— Begin Data provided —

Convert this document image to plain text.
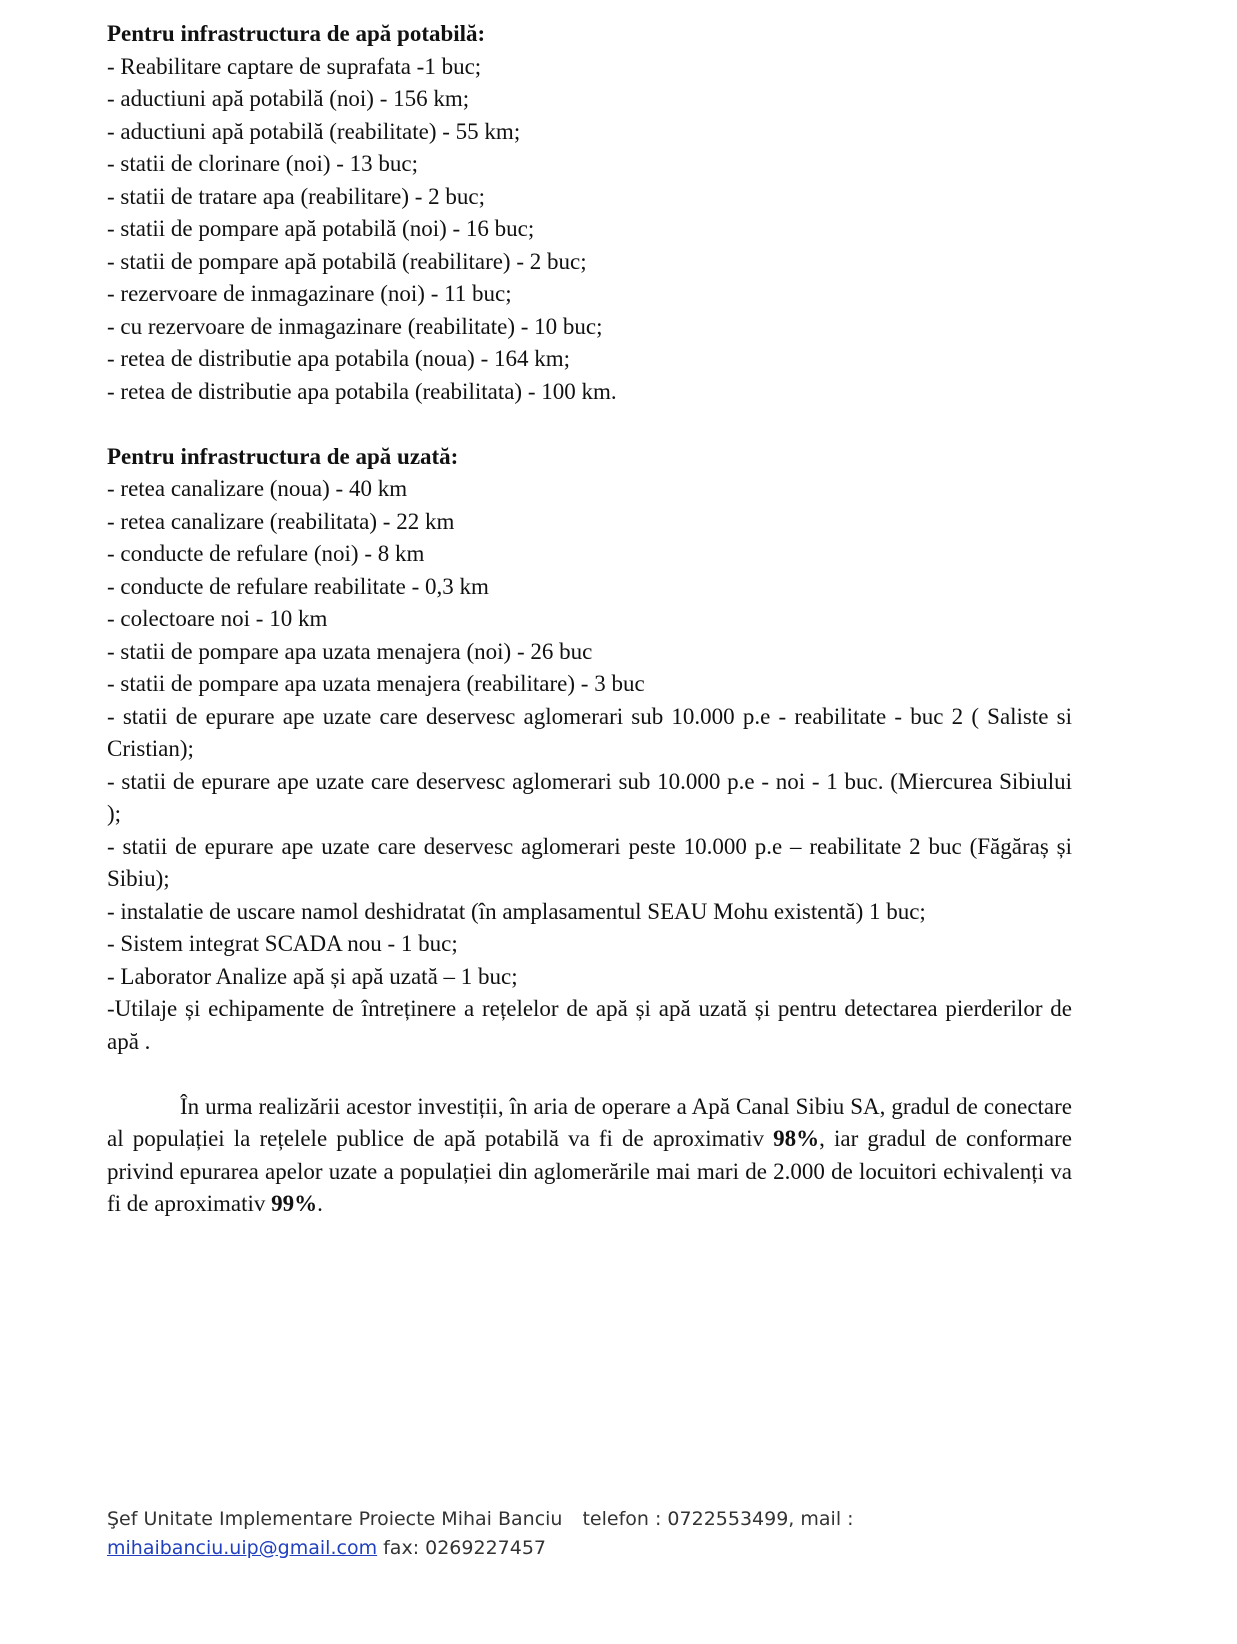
Pentru infrastructura de apă potabilă:

- Reabilitare captare de suprafata -1 buc;
- aductiuni apă potabilă (noi) - 156 km;
- aductiuni apă potabilă (reabilitate) - 55 km;
- statii de clorinare (noi) - 13 buc;
- statii de tratare apa (reabilitare) - 2 buc;
- statii de pompare apă potabilă (noi) - 16 buc;
- statii de pompare apă potabilă (reabilitare) - 2 buc;
- rezervoare de inmagazinare (noi) - 11 buc;
- cu rezervoare de inmagazinare (reabilitate) - 10 buc;
- retea de distributie apa potabila (noua) - 164 km;
- retea de distributie apa potabila (reabilitata) - 100 km.

Pentru infrastructura de apă uzată:

- retea canalizare (noua) - 40 km
- retea canalizare (reabilitata) - 22 km
- conducte de refulare (noi) - 8 km
- conducte de refulare reabilitate - 0,3 km
- colectoare noi - 10 km
- statii de pompare apa uzata menajera (noi) - 26 buc
- statii de pompare apa uzata menajera (reabilitare) - 3 buc
- statii de epurare ape uzate care deservesc aglomerari sub 10.000 p.e - reabilitate - buc 2 ( Saliste si Cristian);
- statii de epurare ape uzate care deservesc aglomerari sub 10.000 p.e - noi - 1 buc. (Miercurea Sibiului );
- statii de epurare ape uzate care deservesc aglomerari peste 10.000 p.e – reabilitate 2 buc (Făgăraș și Sibiu);
- instalatie de uscare namol deshidratat (în amplasamentul SEAU Mohu existentă) 1 buc;
- Sistem integrat SCADA nou - 1 buc;
- Laborator Analize apă și apă uzată – 1 buc;
-Utilaje și echipamente de întreținere a rețelelor de apă și apă uzată și pentru detectarea pierderilor de apă .

În urma realizării acestor investiții, în aria de operare a Apă Canal Sibiu SA, gradul de conectare al populației la rețelele publice de apă potabilă va fi de aproximativ 98%, iar gradul de conformare privind epurarea apelor uzate a populației din aglomerările mai mari de 2.000 de locuitori echivalenți va fi de aproximativ 99%.

Şef Unitate Implementare Proiecte Mihai Banciu telefon : 0722553499, mail :
mihaibanciu.uip@gmail.com fax: 0269227457
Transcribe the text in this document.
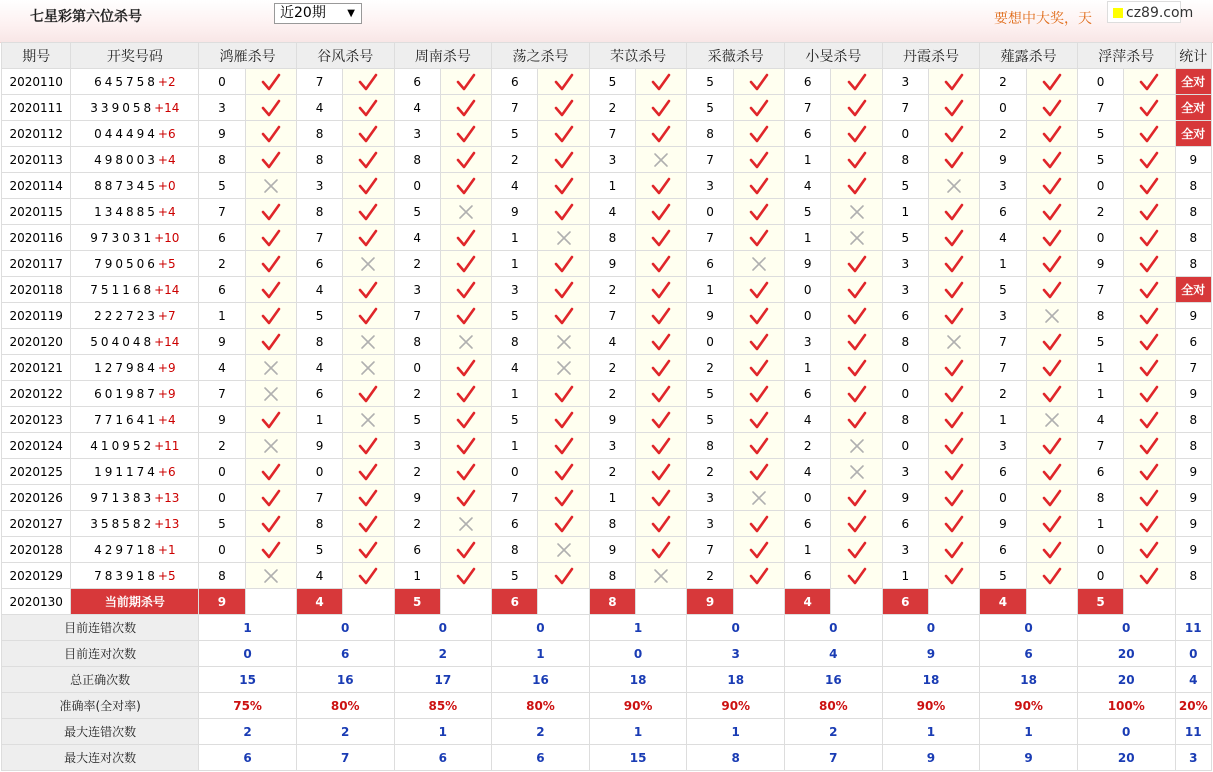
七星彩第六位杀号	近20期 ▼	要想中大奖，天	cz89.com
期号	开奖号码	鸿雁杀号		谷风杀号		周南杀号		荡之杀号		芣苡杀号		采薇杀号		小旻杀号		丹霞杀号		薤露杀号		浮萍杀号		统计
2020110	645758+2	0		7		6		6		5		5		6		3		2		0		全对
2020111	339058+14	3		4		4		7		2		5		7		7		0		7		全对
2020112	044494+6	9		8		3		5		7		8		6		0		2		5		全对
2020113	498003+4	8		8		8		2		3		7		1		8		9		5		9
2020114	887345+0	5		3		0		4		1		3		4		5		3		0		8
2020115	134885+4	7		8		5		9		4		0		5		1		6		2		8
2020116	973031+10	6		7		4		1		8		7		1		5		4		0		8
2020117	790506+5	2		6		2		1		9		6		9		3		1		9		8
2020118	751168+14	6		4		3		3		2		1		0		3		5		7		全对
2020119	222723+7	1		5		7		5		7		9		0		6		3		8		9
2020120	504048+14	9		8		8		8		4		0		3		8		7		5		6
2020121	127984+9	4		4		0		4		2		2		1		0		7		1		7
2020122	601987+9	7		6		2		1		2		5		6		0		2		1		9
2020123	771641+4	9		1		5		5		9		5		4		8		1		4		8
2020124	410952+11	2		9		3		1		3		8		2		0		3		7		8
2020125	191174+6	0		0		2		0		2		2		4		3		6		6		9
2020126	971383+13	0		7		9		7		1		3		0		9		0		8		9
2020127	358582+13	5		8		2		6		8		3		6		6		9		1		9
2020128	429718+1	0		5		6		8		9		7		1		3		6		0		9
2020129	783918+5	8		4		1		5		8		2		6		1		5		0		8
2020130	当前期杀号	9		4		5		6		8		9		4		6		4		5		
目前连错次数		1		0		0		0		1		0		0		0		0		0		11
目前连对次数		0		6		2		1		0		3		4		9		6		20		0
总正确次数		15		16		17		16		18		18		16		18		18		20		4
准确率(全对率)		75%		80%		85%		80%		90%		90%		80%		90%		90%		100%		20%
最大连错次数		2		2		1		2		1		1		2		1		1		0		11
最大连对次数		6		7		6		6		15		8		7		9		9		20		3
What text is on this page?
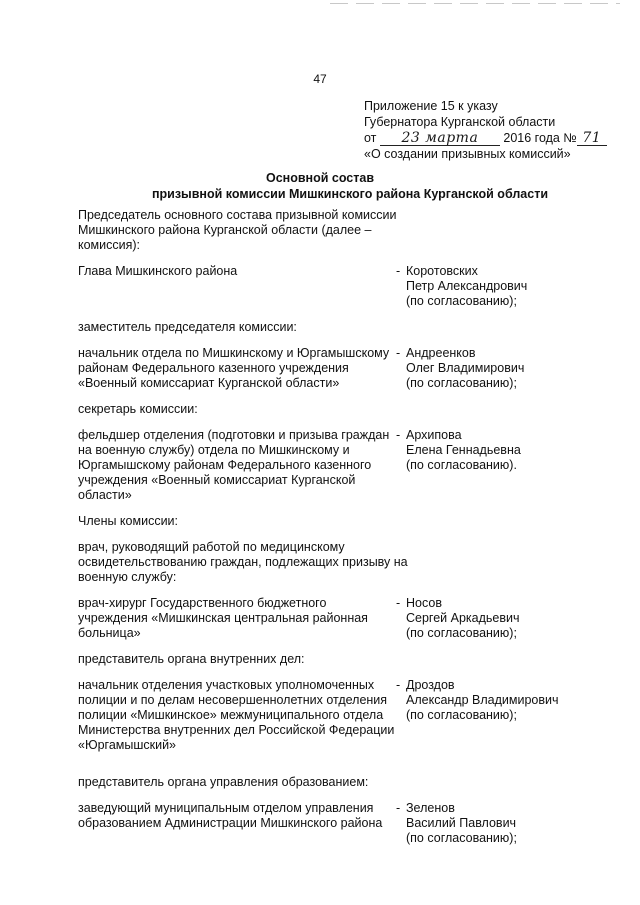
47
Приложение 15 к указу
Губернатора Курганской области
от 23 марта 2016 года № 71
«О создании призывных комиссий»
Основной состав
призывной комиссии Мишкинского района Курганской области
Председатель основного состава призывной комиссии Мишкинского района Курганской области (далее – комиссия):
Глава Мишкинского района	- Коротовских
Петр Александрович
(по согласованию);
заместитель председателя комиссии:
начальник отдела по Мишкинскому и Юргамышскому районам Федерального казенного учреждения «Военный комиссариат Курганской области»
- Андреенков
Олег Владимирович
(по согласованию);
секретарь комиссии:
фельдшер отделения (подготовки и призыва граждан на военную службу) отдела по Мишкинскому и Юргамышскому районам Федерального казенного учреждения «Военный комиссариат Курганской области»
- Архипова
Елена Геннадьевна
(по согласованию).
Члены комиссии:
врач, руководящий работой по медицинскому освидетельствованию граждан, подлежащих призыву на военную службу:
врач-хирург Государственного бюджетного учреждения «Мишкинская центральная районная больница»
- Носов
Сергей Аркадьевич
(по согласованию);
представитель органа внутренних дел:
начальник отделения участковых уполномоченных полиции и по делам несовершеннолетних отделения полиции «Мишкинское» межмуниципального отдела Министерства внутренних дел Российской Федерации «Юргамышский»
- Дроздов
Александр Владимирович
(по согласованию);
представитель органа управления образованием:
заведующий муниципальным отделом управления образованием Администрации Мишкинского района
- Зеленов
Василий Павлович
(по согласованию);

— End Data provided —

Aim: Repeat exactly the lines from the one containing "What text is on this page?" to the last line of the records above, including both, and leave out any pictures.

Result for this exercise:
What text is on this page?
47
Приложение 15 к указу
Губернатора Курганской области
от 23 марта 2016 года № 71
«О создании призывных комиссий»
Основной состав
призывной комиссии Мишкинского района Курганской области
Председатель основного состава призывной комиссии Мишкинского района Курганской области (далее – комиссия):
Глава Мишкинского района	- Коротовских
Петр Александрович
(по согласованию);
заместитель председателя комиссии:
начальник отдела по Мишкинскому и Юргамышскому районам Федерального казенного учреждения «Военный комиссариат Курганской области»
- Андреенков
Олег Владимирович
(по согласованию);
секретарь комиссии:
фельдшер отделения (подготовки и призыва граждан на военную службу) отдела по Мишкинскому и Юргамышскому районам Федерального казенного учреждения «Военный комиссариат Курганской области»
- Архипова
Елена Геннадьевна
(по согласованию).
Члены комиссии:
врач, руководящий работой по медицинскому освидетельствованию граждан, подлежащих призыву на военную службу:
врач-хирург Государственного бюджетного учреждения «Мишкинская центральная районная больница»
- Носов
Сергей Аркадьевич
(по согласованию);
представитель органа внутренних дел:
начальник отделения участковых уполномоченных полиции и по делам несовершеннолетних отделения полиции «Мишкинское» межмуниципального отдела Министерства внутренних дел Российской Федерации «Юргамышский»
- Дроздов
Александр Владимирович
(по согласованию);
представитель органа управления образованием:
заведующий муниципальным отделом управления образованием Администрации Мишкинского района
- Зеленов
Василий Павлович
(по согласованию);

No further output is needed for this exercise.